Aim: Every record that follows must be duplicated exactly, with images left out.

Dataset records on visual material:
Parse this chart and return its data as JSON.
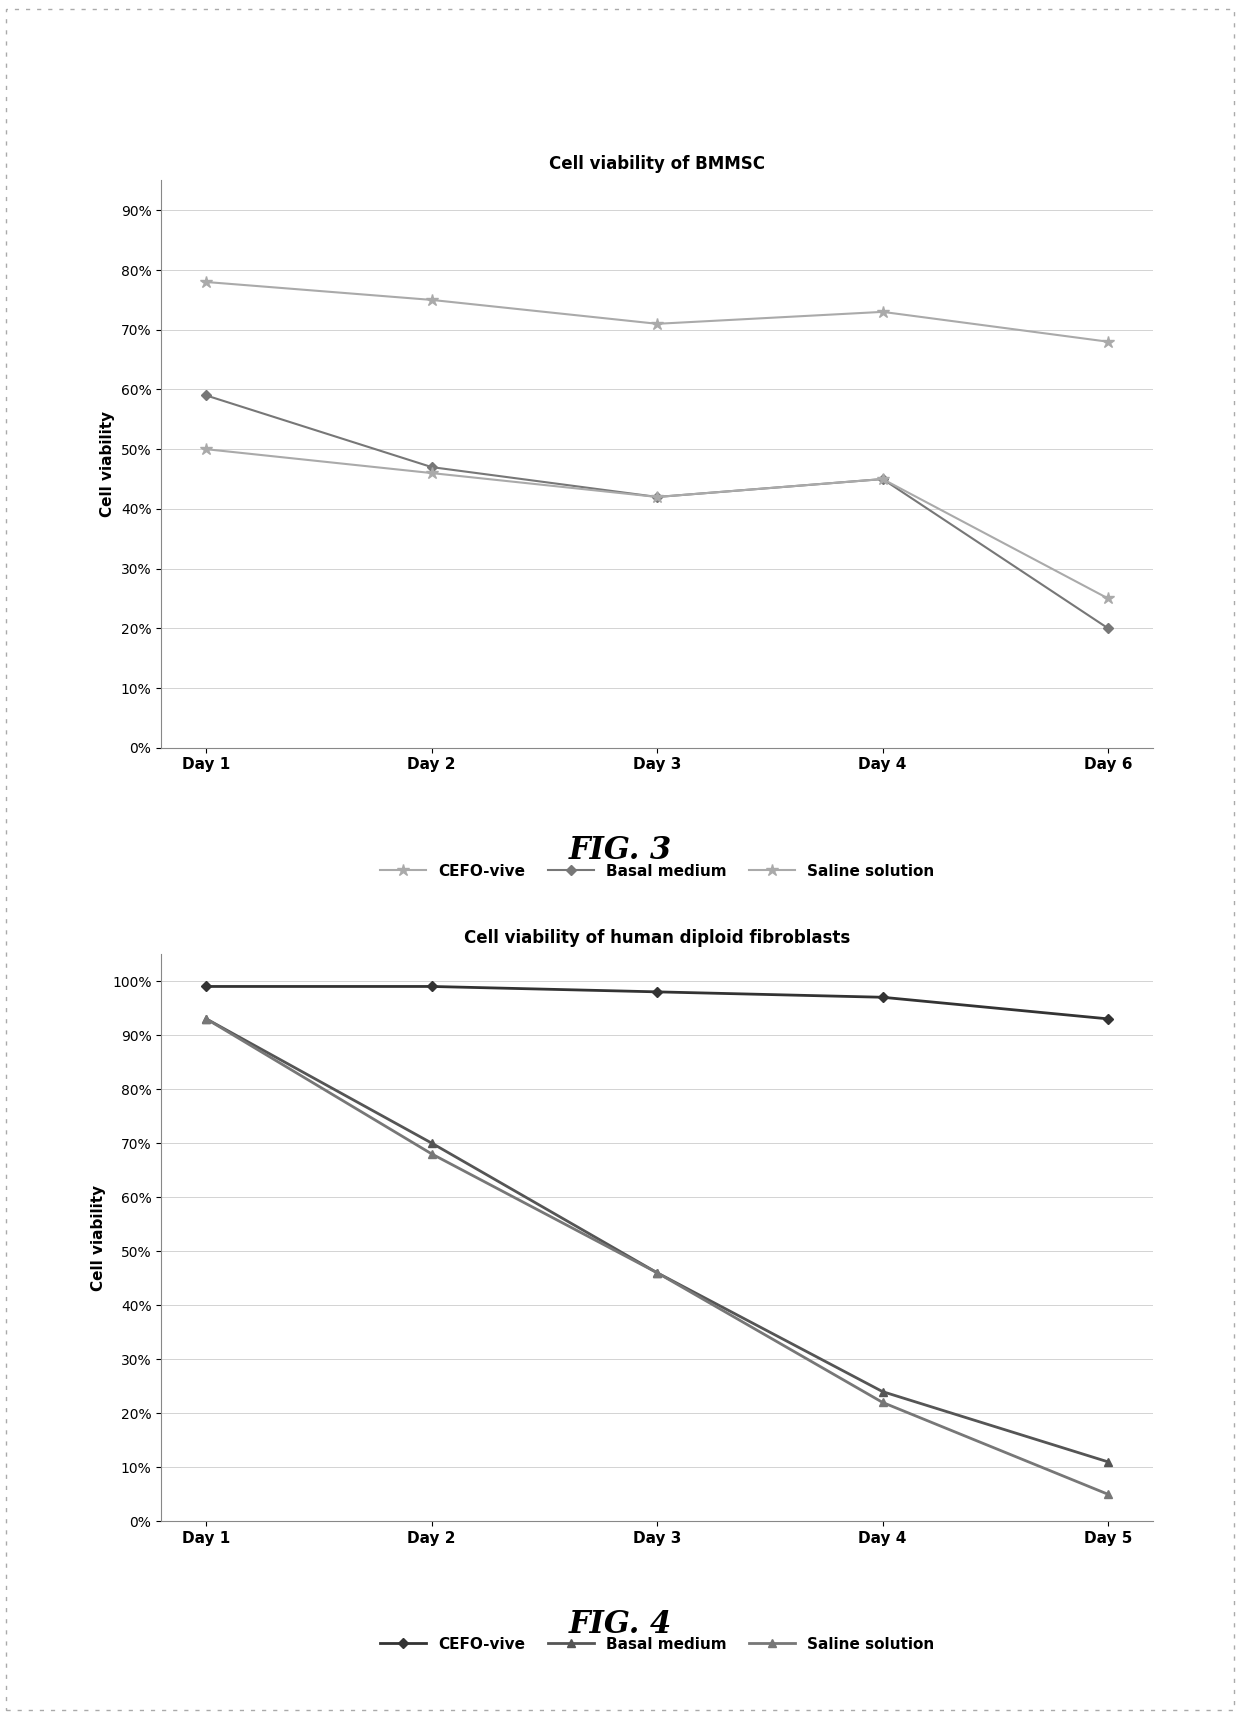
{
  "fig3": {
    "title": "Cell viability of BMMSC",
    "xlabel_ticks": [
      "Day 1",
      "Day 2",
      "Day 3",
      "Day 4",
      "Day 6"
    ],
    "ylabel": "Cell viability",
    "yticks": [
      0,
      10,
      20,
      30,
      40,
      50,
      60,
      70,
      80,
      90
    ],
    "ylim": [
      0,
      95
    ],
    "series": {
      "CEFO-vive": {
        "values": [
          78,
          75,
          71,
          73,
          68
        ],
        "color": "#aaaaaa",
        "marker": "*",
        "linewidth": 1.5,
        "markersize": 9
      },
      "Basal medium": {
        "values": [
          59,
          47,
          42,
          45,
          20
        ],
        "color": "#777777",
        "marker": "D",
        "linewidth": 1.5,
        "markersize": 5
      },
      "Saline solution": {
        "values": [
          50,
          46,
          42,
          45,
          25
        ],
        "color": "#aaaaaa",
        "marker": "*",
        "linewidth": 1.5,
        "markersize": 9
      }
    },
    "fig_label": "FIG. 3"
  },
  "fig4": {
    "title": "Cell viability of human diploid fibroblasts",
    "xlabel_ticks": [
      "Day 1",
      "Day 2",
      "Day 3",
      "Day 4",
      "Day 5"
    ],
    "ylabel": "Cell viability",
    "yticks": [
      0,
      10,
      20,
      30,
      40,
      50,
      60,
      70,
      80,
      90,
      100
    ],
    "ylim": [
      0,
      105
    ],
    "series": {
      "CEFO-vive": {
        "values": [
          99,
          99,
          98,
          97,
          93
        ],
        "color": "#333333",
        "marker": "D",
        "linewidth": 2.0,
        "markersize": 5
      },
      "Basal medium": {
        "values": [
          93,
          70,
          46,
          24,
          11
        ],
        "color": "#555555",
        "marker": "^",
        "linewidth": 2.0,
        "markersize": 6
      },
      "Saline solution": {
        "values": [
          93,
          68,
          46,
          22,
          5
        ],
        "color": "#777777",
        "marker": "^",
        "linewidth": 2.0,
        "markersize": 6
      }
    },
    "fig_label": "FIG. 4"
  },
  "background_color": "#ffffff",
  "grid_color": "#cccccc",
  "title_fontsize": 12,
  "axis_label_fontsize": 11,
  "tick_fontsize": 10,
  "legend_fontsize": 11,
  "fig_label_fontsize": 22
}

Full output:
Parse this chart and return its data as JSON.
{
  "fig3": {
    "title": "Cell viability of BMMSC",
    "xlabel_ticks": [
      "Day 1",
      "Day 2",
      "Day 3",
      "Day 4",
      "Day 6"
    ],
    "ylabel": "Cell viability",
    "yticks": [
      0,
      10,
      20,
      30,
      40,
      50,
      60,
      70,
      80,
      90
    ],
    "ylim": [
      0,
      95
    ],
    "series": {
      "CEFO-vive": {
        "values": [
          78,
          75,
          71,
          73,
          68
        ],
        "color": "#aaaaaa",
        "marker": "*",
        "linewidth": 1.5,
        "markersize": 9
      },
      "Basal medium": {
        "values": [
          59,
          47,
          42,
          45,
          20
        ],
        "color": "#777777",
        "marker": "D",
        "linewidth": 1.5,
        "markersize": 5
      },
      "Saline solution": {
        "values": [
          50,
          46,
          42,
          45,
          25
        ],
        "color": "#aaaaaa",
        "marker": "*",
        "linewidth": 1.5,
        "markersize": 9
      }
    },
    "fig_label": "FIG. 3"
  },
  "fig4": {
    "title": "Cell viability of human diploid fibroblasts",
    "xlabel_ticks": [
      "Day 1",
      "Day 2",
      "Day 3",
      "Day 4",
      "Day 5"
    ],
    "ylabel": "Cell viability",
    "yticks": [
      0,
      10,
      20,
      30,
      40,
      50,
      60,
      70,
      80,
      90,
      100
    ],
    "ylim": [
      0,
      105
    ],
    "series": {
      "CEFO-vive": {
        "values": [
          99,
          99,
          98,
          97,
          93
        ],
        "color": "#333333",
        "marker": "D",
        "linewidth": 2.0,
        "markersize": 5
      },
      "Basal medium": {
        "values": [
          93,
          70,
          46,
          24,
          11
        ],
        "color": "#555555",
        "marker": "^",
        "linewidth": 2.0,
        "markersize": 6
      },
      "Saline solution": {
        "values": [
          93,
          68,
          46,
          22,
          5
        ],
        "color": "#777777",
        "marker": "^",
        "linewidth": 2.0,
        "markersize": 6
      }
    },
    "fig_label": "FIG. 4"
  },
  "background_color": "#ffffff",
  "grid_color": "#cccccc",
  "title_fontsize": 12,
  "axis_label_fontsize": 11,
  "tick_fontsize": 10,
  "legend_fontsize": 11,
  "fig_label_fontsize": 22
}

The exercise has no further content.